> _Exercise prompt_
Reproduce every record below exactly as it appears.

> _Entries supplied_
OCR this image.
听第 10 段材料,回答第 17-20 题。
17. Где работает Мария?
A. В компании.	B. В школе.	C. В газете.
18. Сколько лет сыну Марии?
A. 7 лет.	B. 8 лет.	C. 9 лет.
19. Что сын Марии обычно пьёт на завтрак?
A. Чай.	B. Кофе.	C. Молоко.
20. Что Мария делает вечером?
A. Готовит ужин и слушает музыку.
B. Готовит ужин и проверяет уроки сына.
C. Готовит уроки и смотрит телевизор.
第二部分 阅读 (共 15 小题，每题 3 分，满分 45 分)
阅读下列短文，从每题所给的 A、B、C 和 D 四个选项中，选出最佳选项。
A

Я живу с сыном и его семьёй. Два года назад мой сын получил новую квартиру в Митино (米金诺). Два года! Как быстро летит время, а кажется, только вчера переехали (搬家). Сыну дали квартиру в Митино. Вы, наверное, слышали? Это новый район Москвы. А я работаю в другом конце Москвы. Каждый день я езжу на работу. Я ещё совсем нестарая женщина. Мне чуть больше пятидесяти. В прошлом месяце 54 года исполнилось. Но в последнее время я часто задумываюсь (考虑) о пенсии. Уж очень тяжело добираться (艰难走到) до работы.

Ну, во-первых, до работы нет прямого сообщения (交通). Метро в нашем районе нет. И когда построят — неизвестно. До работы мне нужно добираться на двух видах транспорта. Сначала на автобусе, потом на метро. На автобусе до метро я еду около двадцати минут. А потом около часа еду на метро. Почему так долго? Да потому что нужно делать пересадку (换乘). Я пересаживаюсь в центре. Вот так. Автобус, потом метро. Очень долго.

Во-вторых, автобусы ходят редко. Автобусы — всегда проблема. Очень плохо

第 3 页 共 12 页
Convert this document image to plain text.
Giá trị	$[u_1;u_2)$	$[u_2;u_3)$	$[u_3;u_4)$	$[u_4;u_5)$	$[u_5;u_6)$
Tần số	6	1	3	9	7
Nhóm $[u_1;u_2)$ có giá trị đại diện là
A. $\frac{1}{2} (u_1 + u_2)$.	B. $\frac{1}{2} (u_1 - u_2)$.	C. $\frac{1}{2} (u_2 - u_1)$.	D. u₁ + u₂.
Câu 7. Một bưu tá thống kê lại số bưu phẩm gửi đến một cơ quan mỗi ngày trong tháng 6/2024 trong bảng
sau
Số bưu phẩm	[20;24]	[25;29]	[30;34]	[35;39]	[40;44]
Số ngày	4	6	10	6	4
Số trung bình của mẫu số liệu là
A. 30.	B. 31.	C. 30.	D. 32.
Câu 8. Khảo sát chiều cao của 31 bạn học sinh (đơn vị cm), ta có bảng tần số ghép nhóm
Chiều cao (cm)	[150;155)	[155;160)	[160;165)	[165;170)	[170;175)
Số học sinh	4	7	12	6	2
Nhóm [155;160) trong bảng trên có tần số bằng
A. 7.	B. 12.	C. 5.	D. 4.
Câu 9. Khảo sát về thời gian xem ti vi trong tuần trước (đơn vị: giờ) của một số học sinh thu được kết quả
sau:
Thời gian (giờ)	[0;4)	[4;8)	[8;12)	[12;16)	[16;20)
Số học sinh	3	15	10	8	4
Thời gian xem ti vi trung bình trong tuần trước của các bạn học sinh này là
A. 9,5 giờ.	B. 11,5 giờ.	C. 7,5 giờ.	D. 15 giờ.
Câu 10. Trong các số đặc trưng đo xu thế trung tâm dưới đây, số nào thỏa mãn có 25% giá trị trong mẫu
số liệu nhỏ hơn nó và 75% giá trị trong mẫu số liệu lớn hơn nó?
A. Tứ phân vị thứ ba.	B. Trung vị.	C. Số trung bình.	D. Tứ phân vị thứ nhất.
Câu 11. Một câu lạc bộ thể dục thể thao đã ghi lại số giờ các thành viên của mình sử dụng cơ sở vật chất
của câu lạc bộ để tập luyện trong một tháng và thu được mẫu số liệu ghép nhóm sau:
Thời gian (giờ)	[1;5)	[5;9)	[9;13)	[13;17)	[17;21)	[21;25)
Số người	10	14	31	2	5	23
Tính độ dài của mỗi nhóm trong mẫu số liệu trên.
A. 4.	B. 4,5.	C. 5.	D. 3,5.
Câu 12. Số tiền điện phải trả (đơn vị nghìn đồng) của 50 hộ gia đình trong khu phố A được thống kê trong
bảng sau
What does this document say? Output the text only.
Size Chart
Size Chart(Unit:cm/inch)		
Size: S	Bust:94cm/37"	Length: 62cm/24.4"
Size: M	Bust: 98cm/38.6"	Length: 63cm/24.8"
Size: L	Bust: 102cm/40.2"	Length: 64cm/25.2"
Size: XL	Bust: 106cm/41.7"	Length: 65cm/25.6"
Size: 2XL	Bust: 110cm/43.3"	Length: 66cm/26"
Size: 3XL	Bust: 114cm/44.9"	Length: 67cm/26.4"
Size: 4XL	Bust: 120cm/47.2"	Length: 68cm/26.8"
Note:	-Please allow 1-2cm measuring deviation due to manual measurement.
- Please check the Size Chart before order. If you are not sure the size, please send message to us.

> _Finished exercise_
OCR this image.
听第 10 段材料,回答第 17-20 题。
17. Где работает Мария?
A. В компании.	B. В школе.	C. В газете.
18. Сколько лет сыну Марии?
A. 7 лет.	B. 8 лет.	C. 9 лет.
19. Что сын Марии обычно пьёт на завтрак?
A. Чай.	B. Кофе.	C. Молоко.
20. Что Мария делает вечером?
A. Готовит ужин и слушает музыку.
B. Готовит ужин и проверяет уроки сына.
C. Готовит уроки и смотрит телевизор.
第二部分 阅读 (共 15 小题，每题 3 分，满分 45 分)
阅读下列短文，从每题所给的 A、B、C 和 D 四个选项中，选出最佳选项。
A

Я живу с сыном и его семьёй. Два года назад мой сын получил новую квартиру в Митино (米金诺). Два года! Как быстро летит время, а кажется, только вчера переехали (搬家). Сыну дали квартиру в Митино. Вы, наверное, слышали? Это новый район Москвы. А я работаю в другом конце Москвы. Каждый день я езжу на работу. Я ещё совсем нестарая женщина. Мне чуть больше пятидесяти. В прошлом месяце 54 года исполнилось. Но в последнее время я часто задумываюсь (考虑) о пенсии. Уж очень тяжело добираться (艰难走到) до работы.

Ну, во-первых, до работы нет прямого сообщения (交通). Метро в нашем районе нет. И когда построят — неизвестно. До работы мне нужно добираться на двух видах транспорта. Сначала на автобусе, потом на метро. На автобусе до метро я еду около двадцати минут. А потом около часа еду на метро. Почему так долго? Да потому что нужно делать пересадку (换乘). Я пересаживаюсь в центре. Вот так. Автобус, потом метро. Очень долго.

Во-вторых, автобусы ходят редко. Автобусы — всегда проблема. Очень плохо

第 3 页 共 12 页
Convert this document image to plain text.
Giá trị	$[u_1;u_2)$	$[u_2;u_3)$	$[u_3;u_4)$	$[u_4;u_5)$	$[u_5;u_6)$
Tần số	6	1	3	9	7
Nhóm $[u_1;u_2)$ có giá trị đại diện là
A. $\frac{1}{2} (u_1 + u_2)$.	B. $\frac{1}{2} (u_1 - u_2)$.	C. $\frac{1}{2} (u_2 - u_1)$.	D. u₁ + u₂.
Câu 7. Một bưu tá thống kê lại số bưu phẩm gửi đến một cơ quan mỗi ngày trong tháng 6/2024 trong bảng
sau
Số bưu phẩm	[20;24]	[25;29]	[30;34]	[35;39]	[40;44]
Số ngày	4	6	10	6	4
Số trung bình của mẫu số liệu là
A. 30.	B. 31.	C. 30.	D. 32.
Câu 8. Khảo sát chiều cao của 31 bạn học sinh (đơn vị cm), ta có bảng tần số ghép nhóm
Chiều cao (cm)	[150;155)	[155;160)	[160;165)	[165;170)	[170;175)
Số học sinh	4	7	12	6	2
Nhóm [155;160) trong bảng trên có tần số bằng
A. 7.	B. 12.	C. 5.	D. 4.
Câu 9. Khảo sát về thời gian xem ti vi trong tuần trước (đơn vị: giờ) của một số học sinh thu được kết quả
sau:
Thời gian (giờ)	[0;4)	[4;8)	[8;12)	[12;16)	[16;20)
Số học sinh	3	15	10	8	4
Thời gian xem ti vi trung bình trong tuần trước của các bạn học sinh này là
A. 9,5 giờ.	B. 11,5 giờ.	C. 7,5 giờ.	D. 15 giờ.
Câu 10. Trong các số đặc trưng đo xu thế trung tâm dưới đây, số nào thỏa mãn có 25% giá trị trong mẫu
số liệu nhỏ hơn nó và 75% giá trị trong mẫu số liệu lớn hơn nó?
A. Tứ phân vị thứ ba.	B. Trung vị.	C. Số trung bình.	D. Tứ phân vị thứ nhất.
Câu 11. Một câu lạc bộ thể dục thể thao đã ghi lại số giờ các thành viên của mình sử dụng cơ sở vật chất
của câu lạc bộ để tập luyện trong một tháng và thu được mẫu số liệu ghép nhóm sau:
Thời gian (giờ)	[1;5)	[5;9)	[9;13)	[13;17)	[17;21)	[21;25)
Số người	10	14	31	2	5	23
Tính độ dài của mỗi nhóm trong mẫu số liệu trên.
A. 4.	B. 4,5.	C. 5.	D. 3,5.
Câu 12. Số tiền điện phải trả (đơn vị nghìn đồng) của 50 hộ gia đình trong khu phố A được thống kê trong
bảng sau
What does this document say? Output the text only.
Size Chart
Size Chart(Unit:cm/inch)		
Size: S	Bust:94cm/37"	Length: 62cm/24.4"
Size: M	Bust: 98cm/38.6"	Length: 63cm/24.8"
Size: L	Bust: 102cm/40.2"	Length: 64cm/25.2"
Size: XL	Bust: 106cm/41.7"	Length: 65cm/25.6"
Size: 2XL	Bust: 110cm/43.3"	Length: 66cm/26"
Size: 3XL	Bust: 114cm/44.9"	Length: 67cm/26.4"
Size: 4XL	Bust: 120cm/47.2"	Length: 68cm/26.8"
Note:	-Please allow 1-2cm measuring deviation due to manual measurement.
- Please check the Size Chart before order. If you are not sure the size, please send message to us.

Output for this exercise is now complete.